→ AIM OF THE TASK
Skip all pictures, then print the remaining material exactly.

→ RECORDS FOR THIS EXERCISE
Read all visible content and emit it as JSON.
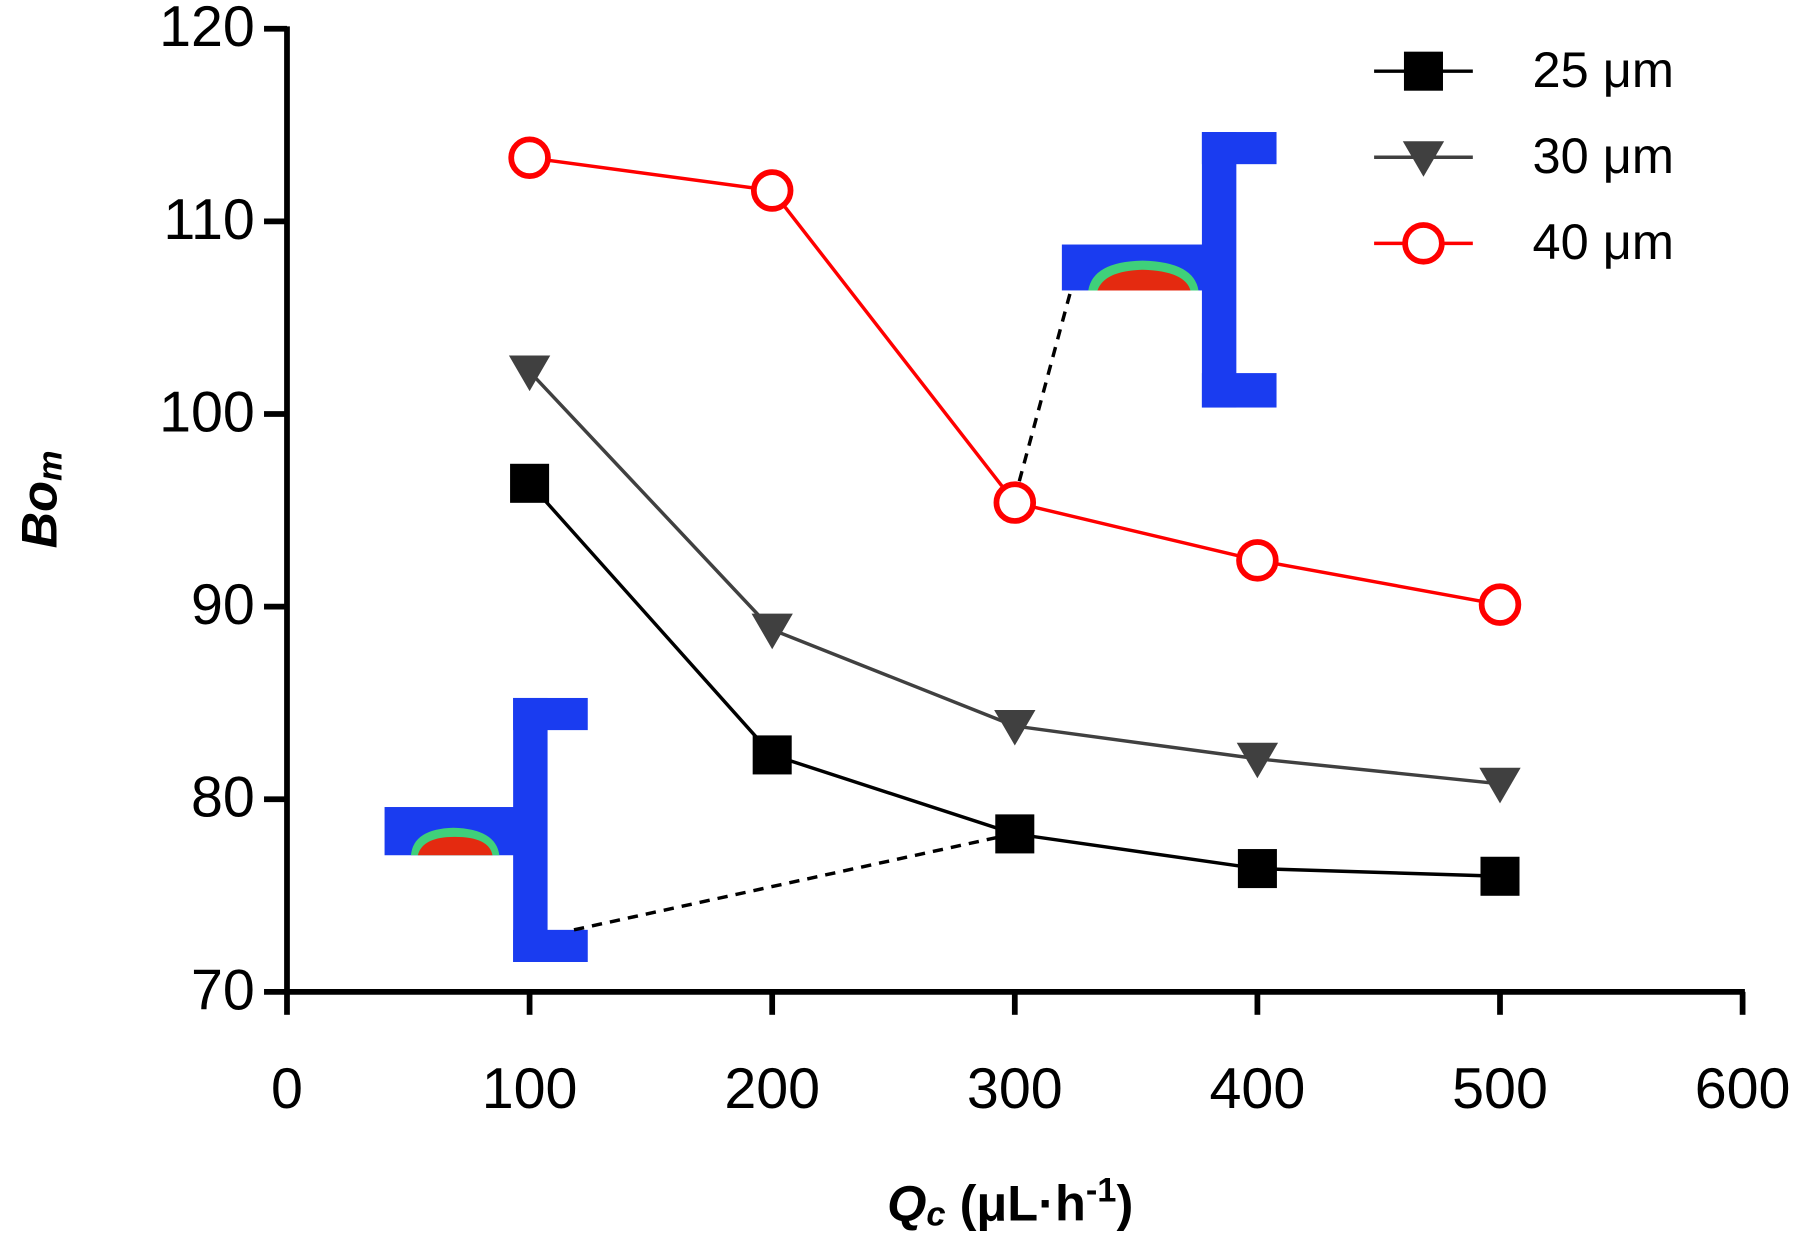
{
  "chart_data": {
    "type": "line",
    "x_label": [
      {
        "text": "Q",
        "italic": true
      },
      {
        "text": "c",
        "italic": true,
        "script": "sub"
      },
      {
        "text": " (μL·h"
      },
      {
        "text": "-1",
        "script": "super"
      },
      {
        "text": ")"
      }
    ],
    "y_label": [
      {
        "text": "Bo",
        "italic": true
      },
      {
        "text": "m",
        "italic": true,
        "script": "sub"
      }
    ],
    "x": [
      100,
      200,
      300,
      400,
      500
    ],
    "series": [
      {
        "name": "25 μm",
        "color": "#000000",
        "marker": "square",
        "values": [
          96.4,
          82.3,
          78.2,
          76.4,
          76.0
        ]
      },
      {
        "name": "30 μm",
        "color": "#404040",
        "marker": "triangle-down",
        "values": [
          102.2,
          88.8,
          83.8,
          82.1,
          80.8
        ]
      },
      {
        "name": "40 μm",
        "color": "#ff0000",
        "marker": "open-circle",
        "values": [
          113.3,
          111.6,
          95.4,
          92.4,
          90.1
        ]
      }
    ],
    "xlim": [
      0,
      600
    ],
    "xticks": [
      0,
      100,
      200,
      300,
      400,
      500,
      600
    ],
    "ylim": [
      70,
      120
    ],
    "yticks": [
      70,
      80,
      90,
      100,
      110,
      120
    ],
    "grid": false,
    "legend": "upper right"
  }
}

→ TASK OUTPUT
Read all visible content and emit it as JSON.
{
  "chart_data": {
    "type": "line",
    "x_label": [
      {
        "text": "Q",
        "italic": true
      },
      {
        "text": "c",
        "italic": true,
        "script": "sub"
      },
      {
        "text": " (μL·h"
      },
      {
        "text": "-1",
        "script": "super"
      },
      {
        "text": ")"
      }
    ],
    "y_label": [
      {
        "text": "Bo",
        "italic": true
      },
      {
        "text": "m",
        "italic": true,
        "script": "sub"
      }
    ],
    "x": [
      100,
      200,
      300,
      400,
      500
    ],
    "series": [
      {
        "name": "25 μm",
        "color": "#000000",
        "marker": "square",
        "values": [
          96.4,
          82.3,
          78.2,
          76.4,
          76.0
        ]
      },
      {
        "name": "30 μm",
        "color": "#404040",
        "marker": "triangle-down",
        "values": [
          102.2,
          88.8,
          83.8,
          82.1,
          80.8
        ]
      },
      {
        "name": "40 μm",
        "color": "#ff0000",
        "marker": "open-circle",
        "values": [
          113.3,
          111.6,
          95.4,
          92.4,
          90.1
        ]
      }
    ],
    "xlim": [
      0,
      600
    ],
    "xticks": [
      0,
      100,
      200,
      300,
      400,
      500,
      600
    ],
    "ylim": [
      70,
      120
    ],
    "yticks": [
      70,
      80,
      90,
      100,
      110,
      120
    ],
    "grid": false,
    "legend": "upper right"
  }
}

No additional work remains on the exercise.